Exercise aim: Copy all lines in the data that contain the string "going".

** Opening Data records block **

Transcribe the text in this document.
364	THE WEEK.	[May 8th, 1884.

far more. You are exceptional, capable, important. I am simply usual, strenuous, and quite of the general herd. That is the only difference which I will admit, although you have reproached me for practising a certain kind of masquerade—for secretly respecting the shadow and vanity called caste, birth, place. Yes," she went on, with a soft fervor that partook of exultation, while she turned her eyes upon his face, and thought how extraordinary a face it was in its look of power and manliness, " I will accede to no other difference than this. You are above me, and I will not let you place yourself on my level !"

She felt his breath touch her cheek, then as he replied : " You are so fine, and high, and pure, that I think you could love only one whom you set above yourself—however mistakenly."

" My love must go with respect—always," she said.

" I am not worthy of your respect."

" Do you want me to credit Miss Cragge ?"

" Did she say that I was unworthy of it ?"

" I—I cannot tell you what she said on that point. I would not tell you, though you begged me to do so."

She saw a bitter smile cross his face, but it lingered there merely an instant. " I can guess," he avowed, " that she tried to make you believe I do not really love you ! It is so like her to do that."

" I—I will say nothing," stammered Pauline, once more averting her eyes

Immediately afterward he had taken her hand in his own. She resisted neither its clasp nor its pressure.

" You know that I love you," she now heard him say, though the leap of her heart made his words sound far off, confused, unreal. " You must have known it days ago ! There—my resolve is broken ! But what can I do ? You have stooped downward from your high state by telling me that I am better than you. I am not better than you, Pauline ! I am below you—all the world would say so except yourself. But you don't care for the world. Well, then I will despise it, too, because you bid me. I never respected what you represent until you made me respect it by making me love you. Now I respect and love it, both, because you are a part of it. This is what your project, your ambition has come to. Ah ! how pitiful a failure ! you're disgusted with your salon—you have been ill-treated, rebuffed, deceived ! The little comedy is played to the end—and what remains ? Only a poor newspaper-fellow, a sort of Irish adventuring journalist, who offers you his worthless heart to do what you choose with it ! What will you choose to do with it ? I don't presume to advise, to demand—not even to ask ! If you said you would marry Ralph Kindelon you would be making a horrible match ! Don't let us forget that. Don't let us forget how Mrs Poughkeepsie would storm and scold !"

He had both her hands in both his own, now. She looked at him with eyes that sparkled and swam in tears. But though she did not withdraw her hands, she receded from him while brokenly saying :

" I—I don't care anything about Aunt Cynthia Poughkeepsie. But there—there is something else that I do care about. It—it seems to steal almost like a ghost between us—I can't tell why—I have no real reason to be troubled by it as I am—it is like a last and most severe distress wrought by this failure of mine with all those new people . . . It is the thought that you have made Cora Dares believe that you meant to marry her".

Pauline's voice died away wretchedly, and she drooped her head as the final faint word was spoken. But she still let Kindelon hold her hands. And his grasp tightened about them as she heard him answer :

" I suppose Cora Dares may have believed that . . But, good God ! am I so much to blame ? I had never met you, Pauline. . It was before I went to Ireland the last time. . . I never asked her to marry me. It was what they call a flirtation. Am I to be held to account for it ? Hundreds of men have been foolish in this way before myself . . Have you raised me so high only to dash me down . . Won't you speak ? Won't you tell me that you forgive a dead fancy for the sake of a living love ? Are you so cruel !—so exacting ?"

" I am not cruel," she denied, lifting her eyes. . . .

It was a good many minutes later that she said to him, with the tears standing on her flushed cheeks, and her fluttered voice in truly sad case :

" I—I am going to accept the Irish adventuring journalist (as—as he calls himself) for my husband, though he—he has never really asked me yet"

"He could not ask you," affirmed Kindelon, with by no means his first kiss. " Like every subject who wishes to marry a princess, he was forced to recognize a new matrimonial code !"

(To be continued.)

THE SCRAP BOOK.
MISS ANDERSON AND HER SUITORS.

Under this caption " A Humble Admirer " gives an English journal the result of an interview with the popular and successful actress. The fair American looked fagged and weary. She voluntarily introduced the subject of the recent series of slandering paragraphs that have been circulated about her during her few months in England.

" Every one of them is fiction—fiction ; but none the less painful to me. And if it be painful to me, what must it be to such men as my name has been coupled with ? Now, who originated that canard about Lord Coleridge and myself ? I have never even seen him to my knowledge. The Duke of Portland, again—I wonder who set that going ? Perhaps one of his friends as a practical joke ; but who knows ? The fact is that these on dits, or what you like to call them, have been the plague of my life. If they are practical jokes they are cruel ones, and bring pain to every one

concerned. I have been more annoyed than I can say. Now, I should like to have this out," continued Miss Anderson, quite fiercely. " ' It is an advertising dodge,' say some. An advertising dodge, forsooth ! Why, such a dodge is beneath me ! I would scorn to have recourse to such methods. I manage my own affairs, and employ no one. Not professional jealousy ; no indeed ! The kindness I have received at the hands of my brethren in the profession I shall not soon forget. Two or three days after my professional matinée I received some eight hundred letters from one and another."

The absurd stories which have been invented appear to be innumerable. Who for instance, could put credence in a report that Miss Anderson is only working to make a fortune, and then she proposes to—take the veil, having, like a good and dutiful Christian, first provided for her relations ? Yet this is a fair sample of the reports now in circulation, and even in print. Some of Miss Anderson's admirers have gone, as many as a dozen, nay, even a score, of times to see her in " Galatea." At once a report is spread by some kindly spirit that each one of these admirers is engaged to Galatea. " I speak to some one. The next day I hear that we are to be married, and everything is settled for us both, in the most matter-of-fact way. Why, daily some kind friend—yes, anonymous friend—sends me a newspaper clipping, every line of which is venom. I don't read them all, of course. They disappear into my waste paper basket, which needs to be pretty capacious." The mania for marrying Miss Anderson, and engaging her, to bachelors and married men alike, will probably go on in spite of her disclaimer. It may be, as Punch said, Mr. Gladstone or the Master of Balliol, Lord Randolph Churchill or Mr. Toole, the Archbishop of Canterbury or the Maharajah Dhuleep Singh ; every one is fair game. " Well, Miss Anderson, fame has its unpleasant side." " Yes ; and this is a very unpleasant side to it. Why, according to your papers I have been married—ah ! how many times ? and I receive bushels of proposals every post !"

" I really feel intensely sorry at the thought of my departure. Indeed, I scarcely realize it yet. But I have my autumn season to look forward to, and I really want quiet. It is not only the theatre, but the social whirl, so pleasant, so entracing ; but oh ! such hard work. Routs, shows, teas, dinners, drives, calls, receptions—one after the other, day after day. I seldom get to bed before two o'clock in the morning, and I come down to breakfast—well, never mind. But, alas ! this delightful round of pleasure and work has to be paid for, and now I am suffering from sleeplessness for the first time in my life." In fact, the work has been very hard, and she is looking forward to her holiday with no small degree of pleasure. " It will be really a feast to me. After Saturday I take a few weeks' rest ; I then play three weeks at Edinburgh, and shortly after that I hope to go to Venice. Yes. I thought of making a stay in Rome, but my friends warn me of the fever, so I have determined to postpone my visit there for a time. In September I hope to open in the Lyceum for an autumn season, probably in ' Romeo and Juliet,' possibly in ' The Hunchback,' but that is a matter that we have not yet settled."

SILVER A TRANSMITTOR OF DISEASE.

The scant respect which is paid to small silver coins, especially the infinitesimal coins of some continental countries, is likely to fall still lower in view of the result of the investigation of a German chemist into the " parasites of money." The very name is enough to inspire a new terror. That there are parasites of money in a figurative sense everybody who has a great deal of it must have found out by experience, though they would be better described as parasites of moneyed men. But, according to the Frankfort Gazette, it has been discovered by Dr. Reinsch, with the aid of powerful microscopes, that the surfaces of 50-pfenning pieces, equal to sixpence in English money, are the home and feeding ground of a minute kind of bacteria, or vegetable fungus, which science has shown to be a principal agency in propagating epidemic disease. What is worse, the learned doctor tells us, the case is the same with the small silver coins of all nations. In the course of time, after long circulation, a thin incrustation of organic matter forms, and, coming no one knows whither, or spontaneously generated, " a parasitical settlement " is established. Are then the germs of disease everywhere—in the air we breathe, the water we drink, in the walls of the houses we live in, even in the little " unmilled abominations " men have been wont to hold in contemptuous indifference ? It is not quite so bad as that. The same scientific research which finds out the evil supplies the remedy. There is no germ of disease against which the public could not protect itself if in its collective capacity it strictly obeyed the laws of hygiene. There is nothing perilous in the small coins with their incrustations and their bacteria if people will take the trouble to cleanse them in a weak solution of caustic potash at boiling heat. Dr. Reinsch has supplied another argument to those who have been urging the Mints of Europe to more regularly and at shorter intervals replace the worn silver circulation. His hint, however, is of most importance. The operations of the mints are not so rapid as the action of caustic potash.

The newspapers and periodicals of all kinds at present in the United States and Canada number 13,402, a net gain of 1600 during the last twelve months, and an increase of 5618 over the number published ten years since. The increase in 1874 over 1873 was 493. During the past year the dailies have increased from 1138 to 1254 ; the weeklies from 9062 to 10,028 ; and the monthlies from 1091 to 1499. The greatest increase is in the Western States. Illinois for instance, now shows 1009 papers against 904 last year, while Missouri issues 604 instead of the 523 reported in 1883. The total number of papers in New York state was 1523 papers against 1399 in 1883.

** Closing Data records block **

Answer to the exercise:
" I—I am going to accept the Irish adventuring journalist (as—as he calls himself) for my husband, though he—he has never really asked me yet"
" Every one of them is fiction—fiction ; but none the less painful to me. And if it be painful to me, what must it be to such men as my name has been coupled with ? Now, who originated that canard about Lord Coleridge and myself ? I have never even seen him to my knowledge. The Duke of Portland, again—I wonder who set that going ? Perhaps one of his friends as a practical joke ; but who knows ? The fact is that these on dits, or what you like to call them, have been the plague of my life. If they are practical jokes they are cruel ones, and bring pain to every one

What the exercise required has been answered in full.